Information given:
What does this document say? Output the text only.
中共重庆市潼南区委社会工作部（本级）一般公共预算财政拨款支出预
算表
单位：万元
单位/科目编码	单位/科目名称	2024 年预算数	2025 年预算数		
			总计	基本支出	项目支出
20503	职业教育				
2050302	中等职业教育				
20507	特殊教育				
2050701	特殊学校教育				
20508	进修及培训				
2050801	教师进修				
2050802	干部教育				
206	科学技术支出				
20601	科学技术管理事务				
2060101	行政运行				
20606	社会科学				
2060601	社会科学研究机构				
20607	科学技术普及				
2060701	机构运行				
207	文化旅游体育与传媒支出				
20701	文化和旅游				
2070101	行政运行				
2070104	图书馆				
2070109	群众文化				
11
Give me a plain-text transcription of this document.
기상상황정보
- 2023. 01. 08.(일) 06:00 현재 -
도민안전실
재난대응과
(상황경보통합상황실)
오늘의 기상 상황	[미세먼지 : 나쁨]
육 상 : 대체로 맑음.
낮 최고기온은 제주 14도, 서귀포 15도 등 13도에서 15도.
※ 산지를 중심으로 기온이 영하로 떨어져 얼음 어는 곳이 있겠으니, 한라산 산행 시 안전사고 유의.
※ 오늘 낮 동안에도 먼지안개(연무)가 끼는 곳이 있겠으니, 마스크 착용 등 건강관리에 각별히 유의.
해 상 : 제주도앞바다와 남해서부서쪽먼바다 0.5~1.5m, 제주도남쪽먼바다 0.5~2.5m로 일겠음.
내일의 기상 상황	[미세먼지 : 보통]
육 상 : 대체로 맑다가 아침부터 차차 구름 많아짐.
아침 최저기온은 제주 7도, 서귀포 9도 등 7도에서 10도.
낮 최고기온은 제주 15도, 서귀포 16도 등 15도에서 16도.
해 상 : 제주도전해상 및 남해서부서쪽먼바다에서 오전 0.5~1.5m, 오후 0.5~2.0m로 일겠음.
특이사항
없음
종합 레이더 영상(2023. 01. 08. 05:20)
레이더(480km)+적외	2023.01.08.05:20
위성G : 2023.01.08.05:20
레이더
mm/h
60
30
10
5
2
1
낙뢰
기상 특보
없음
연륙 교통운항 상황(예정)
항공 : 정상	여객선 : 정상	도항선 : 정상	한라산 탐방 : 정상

Set task: Take the line that contains "Give me a plain-text" and each line after it down to the last of the records, and retype them exactly; add nothing else.

Worked solution:
Give me a plain-text transcription of this document.
기상상황정보
- 2023. 01. 08.(일) 06:00 현재 -
도민안전실
재난대응과
(상황경보통합상황실)
오늘의 기상 상황	[미세먼지 : 나쁨]
육 상 : 대체로 맑음.
낮 최고기온은 제주 14도, 서귀포 15도 등 13도에서 15도.
※ 산지를 중심으로 기온이 영하로 떨어져 얼음 어는 곳이 있겠으니, 한라산 산행 시 안전사고 유의.
※ 오늘 낮 동안에도 먼지안개(연무)가 끼는 곳이 있겠으니, 마스크 착용 등 건강관리에 각별히 유의.
해 상 : 제주도앞바다와 남해서부서쪽먼바다 0.5~1.5m, 제주도남쪽먼바다 0.5~2.5m로 일겠음.
내일의 기상 상황	[미세먼지 : 보통]
육 상 : 대체로 맑다가 아침부터 차차 구름 많아짐.
아침 최저기온은 제주 7도, 서귀포 9도 등 7도에서 10도.
낮 최고기온은 제주 15도, 서귀포 16도 등 15도에서 16도.
해 상 : 제주도전해상 및 남해서부서쪽먼바다에서 오전 0.5~1.5m, 오후 0.5~2.0m로 일겠음.
특이사항
없음
종합 레이더 영상(2023. 01. 08. 05:20)
레이더(480km)+적외	2023.01.08.05:20
위성G : 2023.01.08.05:20
레이더
mm/h
60
30
10
5
2
1
낙뢰
기상 특보
없음
연륙 교통운항 상황(예정)
항공 : 정상	여객선 : 정상	도항선 : 정상	한라산 탐방 : 정상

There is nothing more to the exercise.